--- WRITTEN EXERCISE ---
Return the entries below in their exact form, leaving the pictures out.

Extracted data entries:
>> begin

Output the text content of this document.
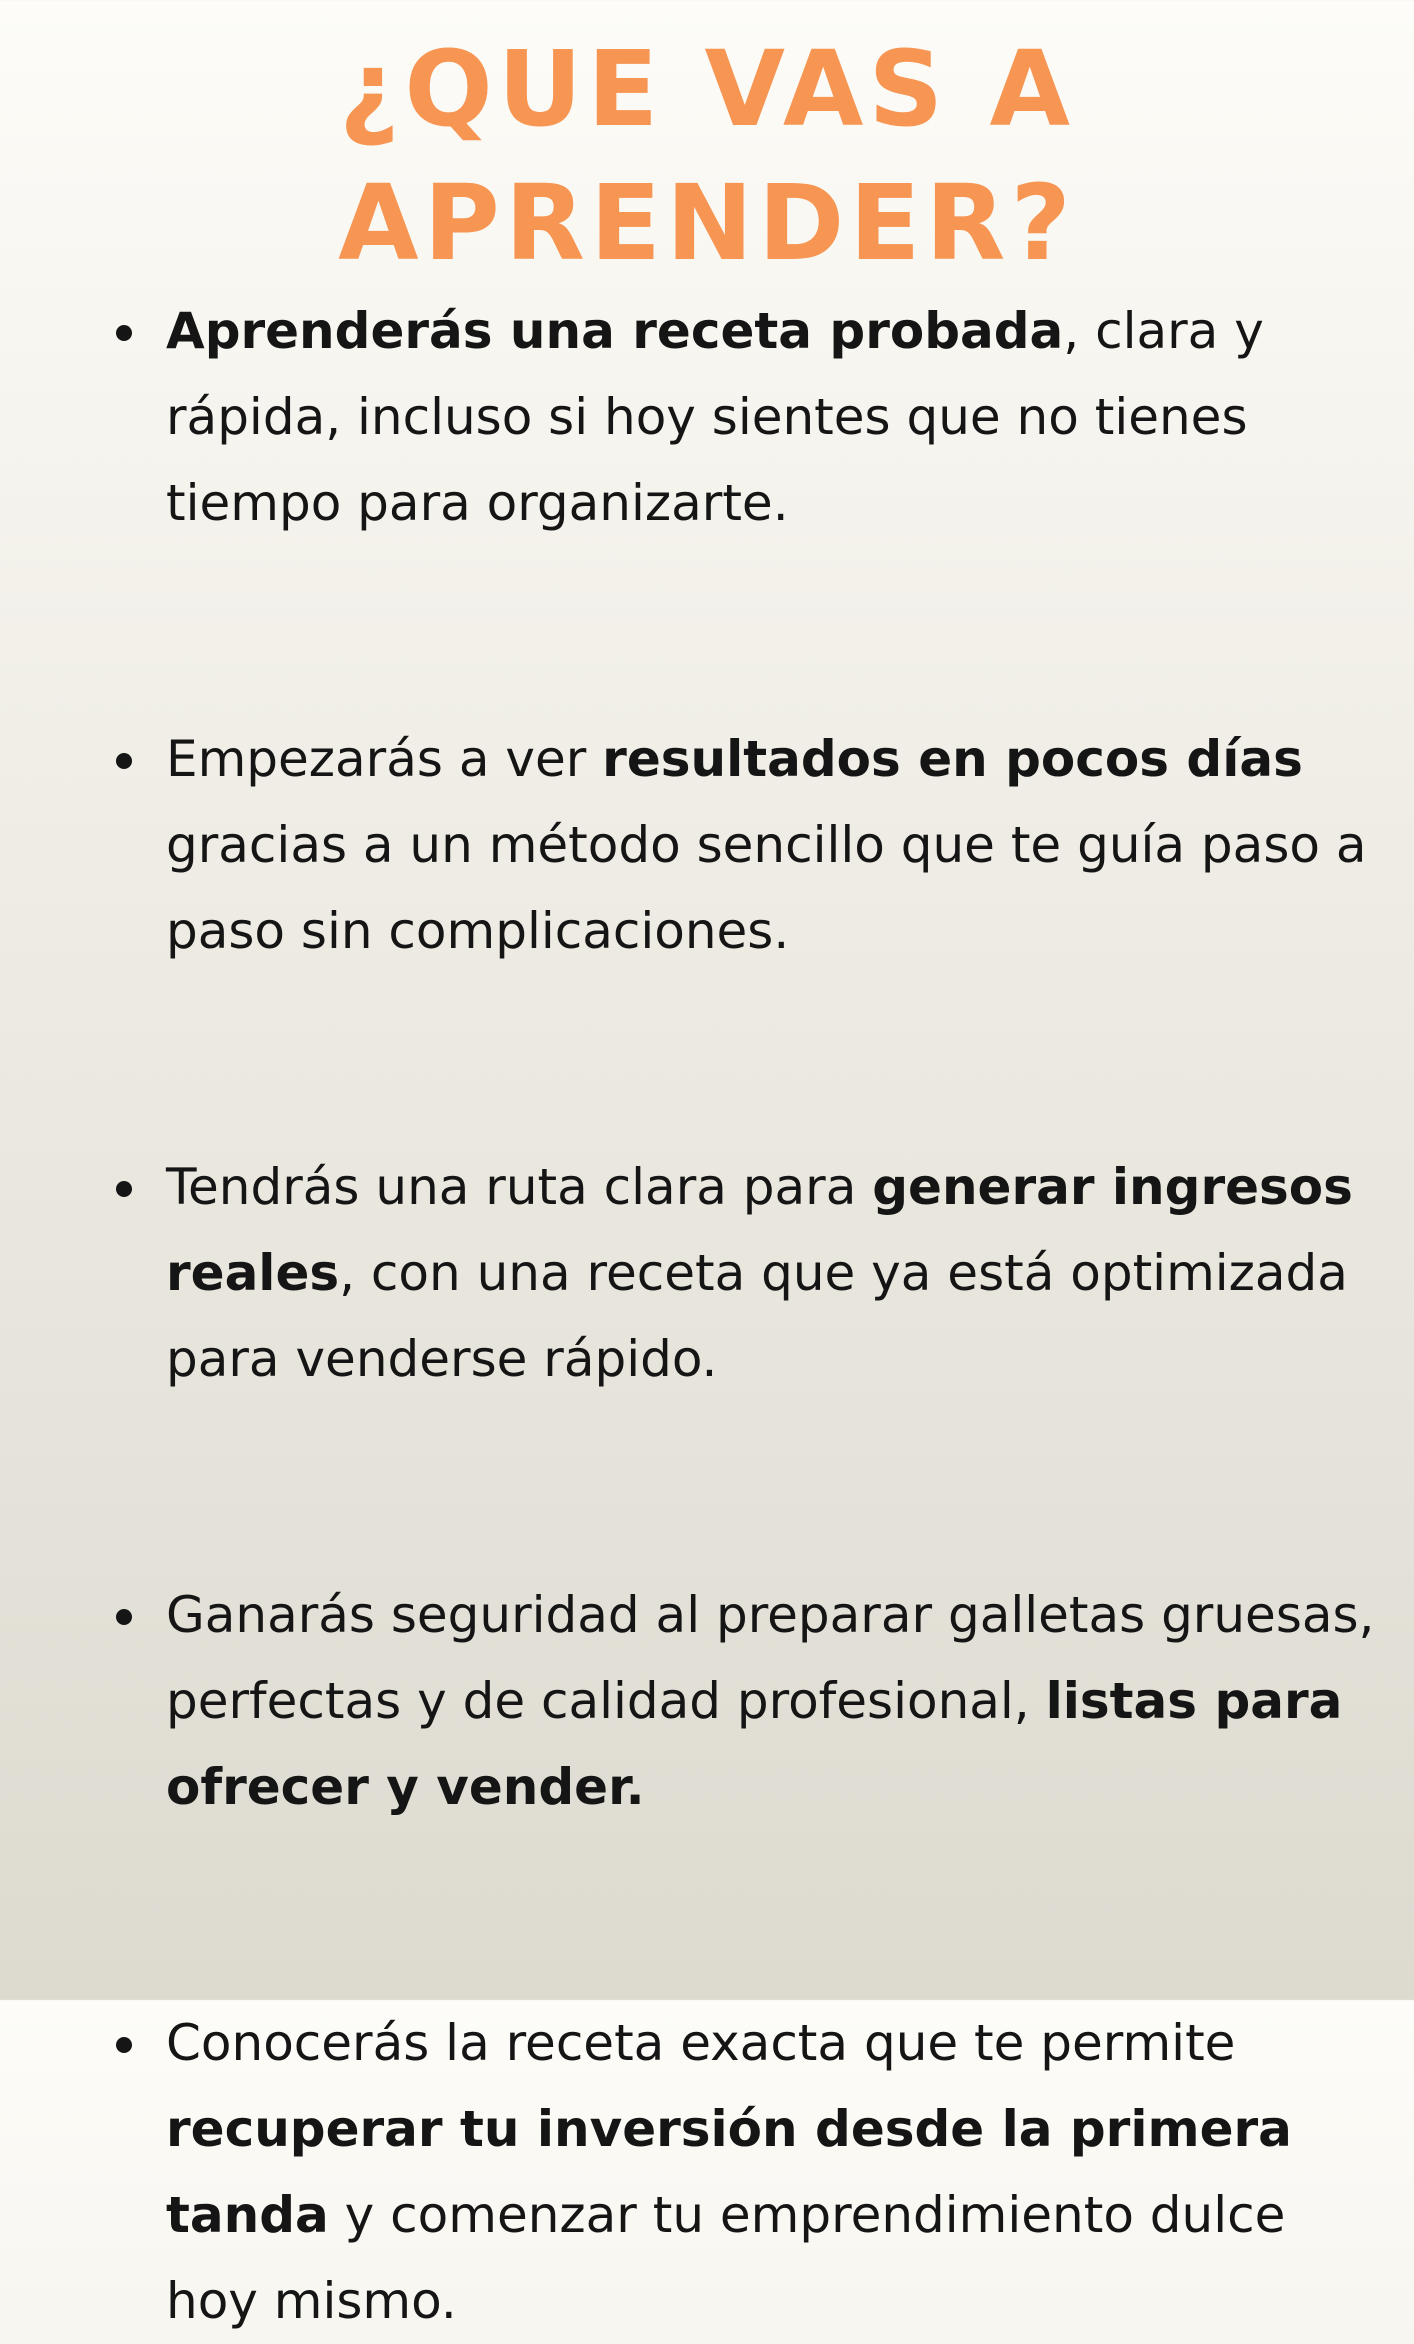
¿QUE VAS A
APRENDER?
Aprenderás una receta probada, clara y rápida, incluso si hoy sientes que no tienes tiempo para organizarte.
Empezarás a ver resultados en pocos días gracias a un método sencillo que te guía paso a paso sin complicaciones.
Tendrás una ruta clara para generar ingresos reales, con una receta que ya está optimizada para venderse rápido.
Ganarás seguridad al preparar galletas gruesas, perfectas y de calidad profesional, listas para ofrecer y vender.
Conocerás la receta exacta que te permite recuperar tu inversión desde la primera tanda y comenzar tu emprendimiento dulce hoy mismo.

>> end

--- ANSWER TO THIS PROBLEM ---
Output the text content of this document.
¿QUE VAS A
APRENDER?
Aprenderás una receta probada, clara y rápida, incluso si hoy sientes que no tienes tiempo para organizarte.
Empezarás a ver resultados en pocos días gracias a un método sencillo que te guía paso a paso sin complicaciones.
Tendrás una ruta clara para generar ingresos reales, con una receta que ya está optimizada para venderse rápido.
Ganarás seguridad al preparar galletas gruesas, perfectas y de calidad profesional, listas para ofrecer y vender.
Conocerás la receta exacta que te permite recuperar tu inversión desde la primera tanda y comenzar tu emprendimiento dulce hoy mismo.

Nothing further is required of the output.